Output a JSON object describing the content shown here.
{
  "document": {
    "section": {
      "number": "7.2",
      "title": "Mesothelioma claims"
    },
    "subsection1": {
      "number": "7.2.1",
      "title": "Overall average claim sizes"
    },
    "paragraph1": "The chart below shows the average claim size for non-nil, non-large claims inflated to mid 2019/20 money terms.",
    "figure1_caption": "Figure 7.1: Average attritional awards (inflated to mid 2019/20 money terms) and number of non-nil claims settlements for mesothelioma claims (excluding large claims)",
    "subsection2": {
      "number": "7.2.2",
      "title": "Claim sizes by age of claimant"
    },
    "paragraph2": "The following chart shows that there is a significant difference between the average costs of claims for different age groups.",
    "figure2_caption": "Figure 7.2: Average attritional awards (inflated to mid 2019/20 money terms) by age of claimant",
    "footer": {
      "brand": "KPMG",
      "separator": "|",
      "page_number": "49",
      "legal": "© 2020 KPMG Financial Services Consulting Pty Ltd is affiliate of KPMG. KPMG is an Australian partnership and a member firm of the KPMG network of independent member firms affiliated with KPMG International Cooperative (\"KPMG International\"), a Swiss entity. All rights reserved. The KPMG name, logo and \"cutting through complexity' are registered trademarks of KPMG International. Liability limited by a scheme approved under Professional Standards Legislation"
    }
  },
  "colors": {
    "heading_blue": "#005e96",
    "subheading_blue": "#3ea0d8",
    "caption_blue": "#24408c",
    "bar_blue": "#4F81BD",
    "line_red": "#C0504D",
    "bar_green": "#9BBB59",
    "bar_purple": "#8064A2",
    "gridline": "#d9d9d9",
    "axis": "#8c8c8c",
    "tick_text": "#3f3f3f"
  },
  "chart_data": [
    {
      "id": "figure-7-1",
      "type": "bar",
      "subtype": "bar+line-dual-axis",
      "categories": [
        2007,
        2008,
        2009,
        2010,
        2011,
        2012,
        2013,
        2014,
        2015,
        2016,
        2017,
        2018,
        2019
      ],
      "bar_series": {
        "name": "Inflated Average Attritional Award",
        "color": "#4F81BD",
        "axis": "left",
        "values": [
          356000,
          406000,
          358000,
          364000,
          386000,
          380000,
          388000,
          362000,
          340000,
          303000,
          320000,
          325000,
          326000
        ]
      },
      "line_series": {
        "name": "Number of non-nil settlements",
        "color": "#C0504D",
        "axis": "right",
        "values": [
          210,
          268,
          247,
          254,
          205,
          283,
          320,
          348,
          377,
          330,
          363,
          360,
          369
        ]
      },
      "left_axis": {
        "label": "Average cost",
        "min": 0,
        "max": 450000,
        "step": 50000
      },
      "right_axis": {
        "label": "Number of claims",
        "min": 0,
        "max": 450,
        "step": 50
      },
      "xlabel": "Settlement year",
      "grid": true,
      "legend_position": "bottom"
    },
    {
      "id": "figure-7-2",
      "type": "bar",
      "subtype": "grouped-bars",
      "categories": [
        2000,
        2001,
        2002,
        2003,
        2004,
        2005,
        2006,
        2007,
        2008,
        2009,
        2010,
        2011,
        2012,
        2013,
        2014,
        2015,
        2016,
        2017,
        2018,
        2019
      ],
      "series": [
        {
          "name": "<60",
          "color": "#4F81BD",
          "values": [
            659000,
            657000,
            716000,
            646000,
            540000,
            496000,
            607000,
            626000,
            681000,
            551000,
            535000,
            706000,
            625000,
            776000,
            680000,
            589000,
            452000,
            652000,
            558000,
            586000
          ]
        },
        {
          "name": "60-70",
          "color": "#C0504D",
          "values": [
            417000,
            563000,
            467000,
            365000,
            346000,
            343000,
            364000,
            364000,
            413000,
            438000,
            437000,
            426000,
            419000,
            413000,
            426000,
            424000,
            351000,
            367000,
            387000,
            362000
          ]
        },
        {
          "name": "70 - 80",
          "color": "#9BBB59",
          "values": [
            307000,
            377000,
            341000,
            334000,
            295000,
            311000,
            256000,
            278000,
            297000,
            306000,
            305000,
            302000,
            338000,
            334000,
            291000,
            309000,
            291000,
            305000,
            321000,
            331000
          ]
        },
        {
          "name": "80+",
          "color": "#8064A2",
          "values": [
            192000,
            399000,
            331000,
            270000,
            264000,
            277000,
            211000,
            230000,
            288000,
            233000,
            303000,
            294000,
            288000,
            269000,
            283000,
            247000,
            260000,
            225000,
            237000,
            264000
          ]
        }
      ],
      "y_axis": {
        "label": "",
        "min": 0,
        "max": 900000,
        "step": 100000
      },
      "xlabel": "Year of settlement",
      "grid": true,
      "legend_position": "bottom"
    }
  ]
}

_EXERCISE OBJECTIVE_: From the first line to the last, retype the data exactly.

_COMPLETE RESPONSE_:
Output a JSON object describing the content shown here.
{
  "document": {
    "section": {
      "number": "7.2",
      "title": "Mesothelioma claims"
    },
    "subsection1": {
      "number": "7.2.1",
      "title": "Overall average claim sizes"
    },
    "paragraph1": "The chart below shows the average claim size for non-nil, non-large claims inflated to mid 2019/20 money terms.",
    "figure1_caption": "Figure 7.1: Average attritional awards (inflated to mid 2019/20 money terms) and number of non-nil claims settlements for mesothelioma claims (excluding large claims)",
    "subsection2": {
      "number": "7.2.2",
      "title": "Claim sizes by age of claimant"
    },
    "paragraph2": "The following chart shows that there is a significant difference between the average costs of claims for different age groups.",
    "figure2_caption": "Figure 7.2: Average attritional awards (inflated to mid 2019/20 money terms) by age of claimant",
    "footer": {
      "brand": "KPMG",
      "separator": "|",
      "page_number": "49",
      "legal": "© 2020 KPMG Financial Services Consulting Pty Ltd is affiliate of KPMG. KPMG is an Australian partnership and a member firm of the KPMG network of independent member firms affiliated with KPMG International Cooperative (\"KPMG International\"), a Swiss entity. All rights reserved. The KPMG name, logo and \"cutting through complexity' are registered trademarks of KPMG International. Liability limited by a scheme approved under Professional Standards Legislation"
    }
  },
  "colors": {
    "heading_blue": "#005e96",
    "subheading_blue": "#3ea0d8",
    "caption_blue": "#24408c",
    "bar_blue": "#4F81BD",
    "line_red": "#C0504D",
    "bar_green": "#9BBB59",
    "bar_purple": "#8064A2",
    "gridline": "#d9d9d9",
    "axis": "#8c8c8c",
    "tick_text": "#3f3f3f"
  },
  "chart_data": [
    {
      "id": "figure-7-1",
      "type": "bar",
      "subtype": "bar+line-dual-axis",
      "categories": [
        2007,
        2008,
        2009,
        2010,
        2011,
        2012,
        2013,
        2014,
        2015,
        2016,
        2017,
        2018,
        2019
      ],
      "bar_series": {
        "name": "Inflated Average Attritional Award",
        "color": "#4F81BD",
        "axis": "left",
        "values": [
          356000,
          406000,
          358000,
          364000,
          386000,
          380000,
          388000,
          362000,
          340000,
          303000,
          320000,
          325000,
          326000
        ]
      },
      "line_series": {
        "name": "Number of non-nil settlements",
        "color": "#C0504D",
        "axis": "right",
        "values": [
          210,
          268,
          247,
          254,
          205,
          283,
          320,
          348,
          377,
          330,
          363,
          360,
          369
        ]
      },
      "left_axis": {
        "label": "Average cost",
        "min": 0,
        "max": 450000,
        "step": 50000
      },
      "right_axis": {
        "label": "Number of claims",
        "min": 0,
        "max": 450,
        "step": 50
      },
      "xlabel": "Settlement year",
      "grid": true,
      "legend_position": "bottom"
    },
    {
      "id": "figure-7-2",
      "type": "bar",
      "subtype": "grouped-bars",
      "categories": [
        2000,
        2001,
        2002,
        2003,
        2004,
        2005,
        2006,
        2007,
        2008,
        2009,
        2010,
        2011,
        2012,
        2013,
        2014,
        2015,
        2016,
        2017,
        2018,
        2019
      ],
      "series": [
        {
          "name": "<60",
          "color": "#4F81BD",
          "values": [
            659000,
            657000,
            716000,
            646000,
            540000,
            496000,
            607000,
            626000,
            681000,
            551000,
            535000,
            706000,
            625000,
            776000,
            680000,
            589000,
            452000,
            652000,
            558000,
            586000
          ]
        },
        {
          "name": "60-70",
          "color": "#C0504D",
          "values": [
            417000,
            563000,
            467000,
            365000,
            346000,
            343000,
            364000,
            364000,
            413000,
            438000,
            437000,
            426000,
            419000,
            413000,
            426000,
            424000,
            351000,
            367000,
            387000,
            362000
          ]
        },
        {
          "name": "70 - 80",
          "color": "#9BBB59",
          "values": [
            307000,
            377000,
            341000,
            334000,
            295000,
            311000,
            256000,
            278000,
            297000,
            306000,
            305000,
            302000,
            338000,
            334000,
            291000,
            309000,
            291000,
            305000,
            321000,
            331000
          ]
        },
        {
          "name": "80+",
          "color": "#8064A2",
          "values": [
            192000,
            399000,
            331000,
            270000,
            264000,
            277000,
            211000,
            230000,
            288000,
            233000,
            303000,
            294000,
            288000,
            269000,
            283000,
            247000,
            260000,
            225000,
            237000,
            264000
          ]
        }
      ],
      "y_axis": {
        "label": "",
        "min": 0,
        "max": 900000,
        "step": 100000
      },
      "xlabel": "Year of settlement",
      "grid": true,
      "legend_position": "bottom"
    }
  ]
}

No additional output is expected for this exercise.